EXTRACTED TEXT:

-=-=-

It’s 1981 and we’re given a bit from the much criticized movie Cruising (1980) when a closeted gay detective played by Looking’s Russell Stovey examines what remains of the body of a handsome, fictionalized, leather-clad airline pilot murdered by the docks.  

But the detective is living with an angry, middle-aged out gay journalist, played by renowned out gay director-actor Joe Mantello, a composite of many but sort of a roman a clef of a real-life but much younger out gay journalist at the time, Michaelangelo Signorelli,  who became famous for outing famous closeted gays in the late eighties for not doing more to lead the fight against AIDS.

Joe giving us full Ryan Murphy lighting

So far, so good and  a smart mix of fact and fiction – kind of.

But then it gets kind of murky when we’re introduced to several requisite gay killers, one of whom is stalking our sweet, young, looking-for-love but not necessarily for sex, hero Adam, causing his best friend to go missing and Adam to become desperate.

A series of clues lead him to a bathhouse where he stumbles upon a famous photographer of provocatively naked, rough-looking gay males, but someone who also likes to capture images of flowers.  He should really be called Robert Mapplethorpe but isn’t because this isn’t a Fanny Brice-type biopic.

Not now Lea!!

However, it sort of is because the Mapplethorpe type has a rich boyfriend/manager/art patron named Sam, portrayed by Zachary Quinto, as a sleazy, sadist who is a little older and who is clearly based on Mapplethorpe’s real life lover/patron, Sam Wagstaff.  

By all accounts, the real Sam was a kind man who loved Mapplethorpe, bought him a building to finance and create his art, and believed in his work when almost no one else did.   Nevertheless, his AHS version likes drugging young men, locking them in cages against their will and doing god knows what to them before they meet some looming awful demise.  At least by the end of episode two.

There’s also a lot more.  

Ryan? Excess? I don’t believe it

The obviously well-educated ex-military gay psychopath who, with some help, drugs and kidnaps men at gay bars, and then tortures and/or kills them by injecting needles under their fingernails.  He and the crimes in the opening are sort of but not exactly based on New York’s notorious real life Last Call Killer as well as some of the murders portrayed in Cruising.

Not to mention the chanteuse at the gay bathhouse played by Patti Lupone, who so far has no dialogue but sings two songs great.  The problem is one of them is the haunting Oscar-nominated tune I Am Calling You, from the 1987 film, Bagdad Cafe, and she’s singing it in 1981 to a group of gay men, many of whom are likely to be dead by the time the real version of this song was first written and recorded six years later. 

On the other hand, does this matter when you get to see Patti in a Cleopatra/Cher/Victor/Victoria type headpiece, doing an homage to the world’s most well-known, real life gay bathhouse singer, the young Bette Midler of the early 1970s? 

No, it definitely does not

Not to anyone else but me, it seems.  

AHS:NYC and the like may not be historically accurate but they don’t have to be.  They are real enough, real-ish, which is fine as long as they are believable enough to be moneymaking and/or entertaining.

To use the present vernacular, they provide us infinitely more digestible alternative facts than our actual history.

And then some.

The lovely Kellyanne Conway first coined the oxymoron alternative facts in early 2017 on NBC’s Meet the Press in an effort to defend, or at least massage, the Trump administration’s lies about the number of people at his inauguration.

-=-=-

SUPPLIED DATA:
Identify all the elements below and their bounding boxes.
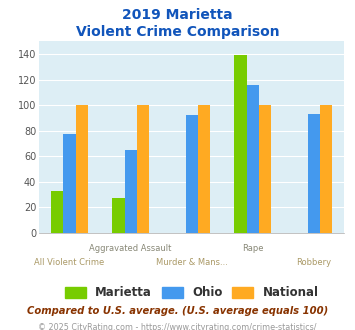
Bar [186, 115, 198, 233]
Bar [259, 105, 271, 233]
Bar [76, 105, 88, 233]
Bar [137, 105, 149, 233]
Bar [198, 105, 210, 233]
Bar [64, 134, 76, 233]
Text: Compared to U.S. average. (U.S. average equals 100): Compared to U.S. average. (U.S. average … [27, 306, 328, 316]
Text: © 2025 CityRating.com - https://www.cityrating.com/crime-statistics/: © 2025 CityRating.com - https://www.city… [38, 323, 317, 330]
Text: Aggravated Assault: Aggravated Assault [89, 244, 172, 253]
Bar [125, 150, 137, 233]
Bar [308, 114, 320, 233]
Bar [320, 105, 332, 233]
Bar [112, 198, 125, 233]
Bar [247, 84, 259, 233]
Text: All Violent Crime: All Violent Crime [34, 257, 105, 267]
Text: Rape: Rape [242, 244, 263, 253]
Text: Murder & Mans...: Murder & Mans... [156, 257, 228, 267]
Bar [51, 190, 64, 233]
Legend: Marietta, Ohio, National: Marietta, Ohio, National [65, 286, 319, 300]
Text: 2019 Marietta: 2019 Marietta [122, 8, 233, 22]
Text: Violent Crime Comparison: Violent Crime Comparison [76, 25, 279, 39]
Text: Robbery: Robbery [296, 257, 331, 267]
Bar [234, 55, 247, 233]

-=-=-

INSTRUCTIONS FOR THE TASK: In the AHS:NYC commentary, which actor plays Sam, the photographer's rich boyfriend and patron?

SOLUTION BELOW: Zachary Quinto